* [Data records]:
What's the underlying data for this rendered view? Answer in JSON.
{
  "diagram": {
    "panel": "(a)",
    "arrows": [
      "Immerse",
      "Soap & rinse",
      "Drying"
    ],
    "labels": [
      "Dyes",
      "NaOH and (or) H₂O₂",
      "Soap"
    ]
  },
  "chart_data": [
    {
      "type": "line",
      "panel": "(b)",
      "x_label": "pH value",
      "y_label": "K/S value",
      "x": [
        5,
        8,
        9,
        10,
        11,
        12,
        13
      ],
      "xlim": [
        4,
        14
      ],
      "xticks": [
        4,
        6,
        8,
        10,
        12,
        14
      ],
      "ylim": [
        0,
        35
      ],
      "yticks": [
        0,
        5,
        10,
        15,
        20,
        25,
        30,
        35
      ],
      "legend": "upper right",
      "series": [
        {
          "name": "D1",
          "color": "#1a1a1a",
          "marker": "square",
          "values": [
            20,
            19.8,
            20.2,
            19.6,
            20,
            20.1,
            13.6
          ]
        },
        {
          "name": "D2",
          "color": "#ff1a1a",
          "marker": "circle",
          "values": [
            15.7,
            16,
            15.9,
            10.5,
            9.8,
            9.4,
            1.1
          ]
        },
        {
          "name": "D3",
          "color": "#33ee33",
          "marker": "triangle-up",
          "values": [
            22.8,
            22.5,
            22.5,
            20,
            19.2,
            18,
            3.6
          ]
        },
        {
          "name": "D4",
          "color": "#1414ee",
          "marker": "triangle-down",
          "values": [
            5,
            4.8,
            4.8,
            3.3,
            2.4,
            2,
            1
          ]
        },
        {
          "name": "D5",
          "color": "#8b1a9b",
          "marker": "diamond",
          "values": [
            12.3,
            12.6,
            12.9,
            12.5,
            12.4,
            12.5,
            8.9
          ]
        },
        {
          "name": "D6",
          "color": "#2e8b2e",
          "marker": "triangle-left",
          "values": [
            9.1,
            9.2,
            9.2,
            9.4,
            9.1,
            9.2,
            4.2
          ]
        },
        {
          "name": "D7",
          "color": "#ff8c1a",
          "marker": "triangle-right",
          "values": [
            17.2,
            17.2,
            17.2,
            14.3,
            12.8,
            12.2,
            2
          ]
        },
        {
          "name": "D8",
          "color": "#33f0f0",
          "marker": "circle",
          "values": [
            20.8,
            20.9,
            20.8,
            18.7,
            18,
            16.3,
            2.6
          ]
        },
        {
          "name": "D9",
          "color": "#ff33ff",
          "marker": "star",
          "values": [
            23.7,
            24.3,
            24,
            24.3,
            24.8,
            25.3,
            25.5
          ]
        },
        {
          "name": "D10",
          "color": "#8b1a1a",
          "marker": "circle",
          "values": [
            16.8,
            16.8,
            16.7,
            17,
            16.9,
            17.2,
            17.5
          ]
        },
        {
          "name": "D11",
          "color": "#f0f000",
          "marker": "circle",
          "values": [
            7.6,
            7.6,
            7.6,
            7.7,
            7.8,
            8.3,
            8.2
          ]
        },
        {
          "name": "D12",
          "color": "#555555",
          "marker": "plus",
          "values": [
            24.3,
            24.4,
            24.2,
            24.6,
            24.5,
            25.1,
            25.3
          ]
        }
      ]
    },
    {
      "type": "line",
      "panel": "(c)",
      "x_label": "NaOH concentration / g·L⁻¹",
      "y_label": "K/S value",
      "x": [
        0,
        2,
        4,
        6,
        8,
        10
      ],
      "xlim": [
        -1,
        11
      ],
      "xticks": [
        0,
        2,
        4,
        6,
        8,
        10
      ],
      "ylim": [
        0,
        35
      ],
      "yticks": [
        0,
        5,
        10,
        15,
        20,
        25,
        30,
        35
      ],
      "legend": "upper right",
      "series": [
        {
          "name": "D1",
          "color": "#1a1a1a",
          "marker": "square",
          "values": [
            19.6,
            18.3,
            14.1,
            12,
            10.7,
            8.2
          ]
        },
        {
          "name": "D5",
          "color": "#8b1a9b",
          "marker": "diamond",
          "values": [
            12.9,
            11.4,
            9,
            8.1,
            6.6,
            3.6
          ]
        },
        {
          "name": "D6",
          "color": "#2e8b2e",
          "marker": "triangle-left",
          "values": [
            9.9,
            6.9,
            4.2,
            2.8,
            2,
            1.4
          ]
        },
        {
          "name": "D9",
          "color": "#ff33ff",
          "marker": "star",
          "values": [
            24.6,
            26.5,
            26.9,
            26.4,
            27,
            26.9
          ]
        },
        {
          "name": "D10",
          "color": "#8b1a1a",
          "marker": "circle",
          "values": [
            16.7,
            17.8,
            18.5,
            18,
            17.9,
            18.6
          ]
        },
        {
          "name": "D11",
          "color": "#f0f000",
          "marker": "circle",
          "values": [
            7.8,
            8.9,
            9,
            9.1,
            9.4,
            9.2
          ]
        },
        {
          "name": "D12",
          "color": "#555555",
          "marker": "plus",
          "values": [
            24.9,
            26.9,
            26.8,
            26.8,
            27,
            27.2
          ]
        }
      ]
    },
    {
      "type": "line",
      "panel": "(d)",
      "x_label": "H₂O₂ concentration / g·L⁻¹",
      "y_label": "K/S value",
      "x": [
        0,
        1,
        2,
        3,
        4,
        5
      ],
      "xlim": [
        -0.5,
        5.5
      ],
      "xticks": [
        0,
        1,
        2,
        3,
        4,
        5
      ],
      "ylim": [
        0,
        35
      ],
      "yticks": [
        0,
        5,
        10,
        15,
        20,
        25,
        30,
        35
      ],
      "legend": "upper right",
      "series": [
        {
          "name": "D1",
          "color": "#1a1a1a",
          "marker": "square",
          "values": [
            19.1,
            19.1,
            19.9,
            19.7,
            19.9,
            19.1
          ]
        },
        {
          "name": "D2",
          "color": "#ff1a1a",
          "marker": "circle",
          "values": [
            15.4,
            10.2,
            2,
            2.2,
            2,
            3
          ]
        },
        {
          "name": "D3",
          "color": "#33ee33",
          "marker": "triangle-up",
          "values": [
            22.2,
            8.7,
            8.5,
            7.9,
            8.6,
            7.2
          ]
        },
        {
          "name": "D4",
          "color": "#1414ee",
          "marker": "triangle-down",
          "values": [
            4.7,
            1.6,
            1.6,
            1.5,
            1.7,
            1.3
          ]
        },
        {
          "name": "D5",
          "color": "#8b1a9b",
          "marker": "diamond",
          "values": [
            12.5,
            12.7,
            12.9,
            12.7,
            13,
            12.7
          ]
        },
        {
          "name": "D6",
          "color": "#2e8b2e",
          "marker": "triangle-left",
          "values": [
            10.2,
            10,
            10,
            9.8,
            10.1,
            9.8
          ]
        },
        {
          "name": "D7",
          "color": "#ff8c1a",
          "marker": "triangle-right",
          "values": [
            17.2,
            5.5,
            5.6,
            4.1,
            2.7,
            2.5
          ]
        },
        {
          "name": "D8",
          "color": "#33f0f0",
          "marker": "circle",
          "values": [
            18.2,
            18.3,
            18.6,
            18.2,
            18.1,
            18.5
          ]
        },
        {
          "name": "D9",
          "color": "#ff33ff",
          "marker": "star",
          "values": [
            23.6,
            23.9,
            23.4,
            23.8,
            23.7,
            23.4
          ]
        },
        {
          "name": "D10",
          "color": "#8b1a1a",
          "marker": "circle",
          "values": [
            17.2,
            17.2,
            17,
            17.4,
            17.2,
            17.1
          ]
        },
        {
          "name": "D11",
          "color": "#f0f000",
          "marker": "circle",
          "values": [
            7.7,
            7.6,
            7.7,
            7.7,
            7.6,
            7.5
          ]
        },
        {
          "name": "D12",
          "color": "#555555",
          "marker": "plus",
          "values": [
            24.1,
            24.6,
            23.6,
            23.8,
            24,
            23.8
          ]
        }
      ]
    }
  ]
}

* [Task requirements]: Search the data for "NaOH". Copy every line that has it.

* [Answer to the problem]:
      "NaOH and (or) H₂O₂",
      "x_label": "NaOH concentration / g·L⁻¹",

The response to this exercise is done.